[BEGIN DATASET RECORDS]
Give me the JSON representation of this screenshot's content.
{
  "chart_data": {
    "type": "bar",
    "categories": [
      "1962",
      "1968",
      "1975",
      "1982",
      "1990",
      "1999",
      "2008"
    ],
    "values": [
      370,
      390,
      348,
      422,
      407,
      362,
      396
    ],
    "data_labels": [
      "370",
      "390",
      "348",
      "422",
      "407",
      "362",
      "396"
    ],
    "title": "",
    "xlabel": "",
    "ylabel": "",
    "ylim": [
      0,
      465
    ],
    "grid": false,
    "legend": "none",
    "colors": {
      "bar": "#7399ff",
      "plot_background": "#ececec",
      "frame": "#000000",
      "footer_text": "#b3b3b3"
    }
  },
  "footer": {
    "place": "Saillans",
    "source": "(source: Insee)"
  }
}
[END DATASET RECORDS]
# WORK TO DO:
Copy all of the material word for word.

# TASK ANSWER:
Give me the JSON representation of this screenshot's content.
{
  "chart_data": {
    "type": "bar",
    "categories": [
      "1962",
      "1968",
      "1975",
      "1982",
      "1990",
      "1999",
      "2008"
    ],
    "values": [
      370,
      390,
      348,
      422,
      407,
      362,
      396
    ],
    "data_labels": [
      "370",
      "390",
      "348",
      "422",
      "407",
      "362",
      "396"
    ],
    "title": "",
    "xlabel": "",
    "ylabel": "",
    "ylim": [
      0,
      465
    ],
    "grid": false,
    "legend": "none",
    "colors": {
      "bar": "#7399ff",
      "plot_background": "#ececec",
      "frame": "#000000",
      "footer_text": "#b3b3b3"
    }
  },
  "footer": {
    "place": "Saillans",
    "source": "(source: Insee)"
  }
}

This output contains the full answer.